- Required work
Tally the lines that contain the string "anything" and state that total without comment.

- Recorded data

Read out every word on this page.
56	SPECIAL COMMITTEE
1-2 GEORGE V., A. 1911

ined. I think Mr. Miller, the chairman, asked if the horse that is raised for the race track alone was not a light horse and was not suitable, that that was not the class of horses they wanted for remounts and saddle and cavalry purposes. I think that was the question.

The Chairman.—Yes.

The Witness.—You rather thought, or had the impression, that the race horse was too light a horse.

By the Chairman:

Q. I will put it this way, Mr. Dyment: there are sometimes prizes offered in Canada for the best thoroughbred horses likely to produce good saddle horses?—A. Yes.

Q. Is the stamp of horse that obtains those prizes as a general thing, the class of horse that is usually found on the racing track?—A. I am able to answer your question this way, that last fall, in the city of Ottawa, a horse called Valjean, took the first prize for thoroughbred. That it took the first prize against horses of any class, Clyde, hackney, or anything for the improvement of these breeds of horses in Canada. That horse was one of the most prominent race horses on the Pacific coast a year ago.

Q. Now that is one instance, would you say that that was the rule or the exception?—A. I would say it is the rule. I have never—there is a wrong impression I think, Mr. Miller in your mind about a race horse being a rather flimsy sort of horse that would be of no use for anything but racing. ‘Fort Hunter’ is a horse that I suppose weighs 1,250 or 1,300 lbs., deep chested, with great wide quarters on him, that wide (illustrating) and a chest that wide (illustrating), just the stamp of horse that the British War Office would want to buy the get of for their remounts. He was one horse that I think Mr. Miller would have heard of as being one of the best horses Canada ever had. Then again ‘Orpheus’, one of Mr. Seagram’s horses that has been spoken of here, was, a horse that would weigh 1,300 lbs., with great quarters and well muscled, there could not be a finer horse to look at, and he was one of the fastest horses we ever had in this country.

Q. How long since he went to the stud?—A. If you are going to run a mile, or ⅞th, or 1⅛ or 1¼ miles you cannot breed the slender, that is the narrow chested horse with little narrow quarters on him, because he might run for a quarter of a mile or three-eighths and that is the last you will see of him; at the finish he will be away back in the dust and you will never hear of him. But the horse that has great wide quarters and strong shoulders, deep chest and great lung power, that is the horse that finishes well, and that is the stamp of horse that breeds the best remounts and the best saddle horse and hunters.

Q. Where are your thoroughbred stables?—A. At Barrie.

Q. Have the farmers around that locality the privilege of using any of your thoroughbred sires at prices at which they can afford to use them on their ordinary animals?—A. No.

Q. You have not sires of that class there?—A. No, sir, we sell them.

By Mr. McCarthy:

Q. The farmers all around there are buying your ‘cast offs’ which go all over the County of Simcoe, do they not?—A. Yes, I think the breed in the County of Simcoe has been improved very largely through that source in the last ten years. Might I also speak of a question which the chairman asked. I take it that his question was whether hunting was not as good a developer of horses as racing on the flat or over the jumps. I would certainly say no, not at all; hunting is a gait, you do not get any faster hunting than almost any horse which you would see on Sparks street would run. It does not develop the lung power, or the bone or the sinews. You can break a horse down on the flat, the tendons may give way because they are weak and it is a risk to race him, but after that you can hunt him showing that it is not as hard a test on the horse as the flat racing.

- Answer to the problem
2